_Aim_. Print the entries that appear below, exactly as written and without their pictures.

■ ■ ■ ■ ■ ■ ■

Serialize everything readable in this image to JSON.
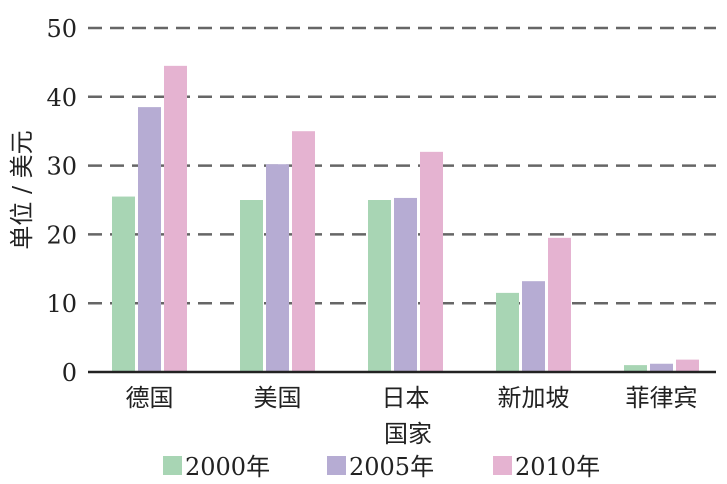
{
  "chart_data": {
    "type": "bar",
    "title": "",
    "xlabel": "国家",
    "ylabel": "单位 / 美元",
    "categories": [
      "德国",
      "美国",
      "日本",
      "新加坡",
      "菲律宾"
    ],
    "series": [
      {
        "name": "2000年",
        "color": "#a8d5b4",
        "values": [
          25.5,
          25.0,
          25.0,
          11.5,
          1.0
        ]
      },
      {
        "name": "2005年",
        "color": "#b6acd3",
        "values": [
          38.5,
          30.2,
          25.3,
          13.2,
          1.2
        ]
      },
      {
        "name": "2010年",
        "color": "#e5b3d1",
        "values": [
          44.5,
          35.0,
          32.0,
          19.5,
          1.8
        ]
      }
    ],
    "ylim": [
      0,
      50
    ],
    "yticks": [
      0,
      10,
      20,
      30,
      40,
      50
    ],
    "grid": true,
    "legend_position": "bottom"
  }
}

■ ■ ■ ■ ■ ■ ■

_Reply to the exercise_.
Serialize everything readable in this image to JSON.
{
  "chart_data": {
    "type": "bar",
    "title": "",
    "xlabel": "国家",
    "ylabel": "单位 / 美元",
    "categories": [
      "德国",
      "美国",
      "日本",
      "新加坡",
      "菲律宾"
    ],
    "series": [
      {
        "name": "2000年",
        "color": "#a8d5b4",
        "values": [
          25.5,
          25.0,
          25.0,
          11.5,
          1.0
        ]
      },
      {
        "name": "2005年",
        "color": "#b6acd3",
        "values": [
          38.5,
          30.2,
          25.3,
          13.2,
          1.2
        ]
      },
      {
        "name": "2010年",
        "color": "#e5b3d1",
        "values": [
          44.5,
          35.0,
          32.0,
          19.5,
          1.8
        ]
      }
    ],
    "ylim": [
      0,
      50
    ],
    "yticks": [
      0,
      10,
      20,
      30,
      40,
      50
    ],
    "grid": true,
    "legend_position": "bottom"
  }
}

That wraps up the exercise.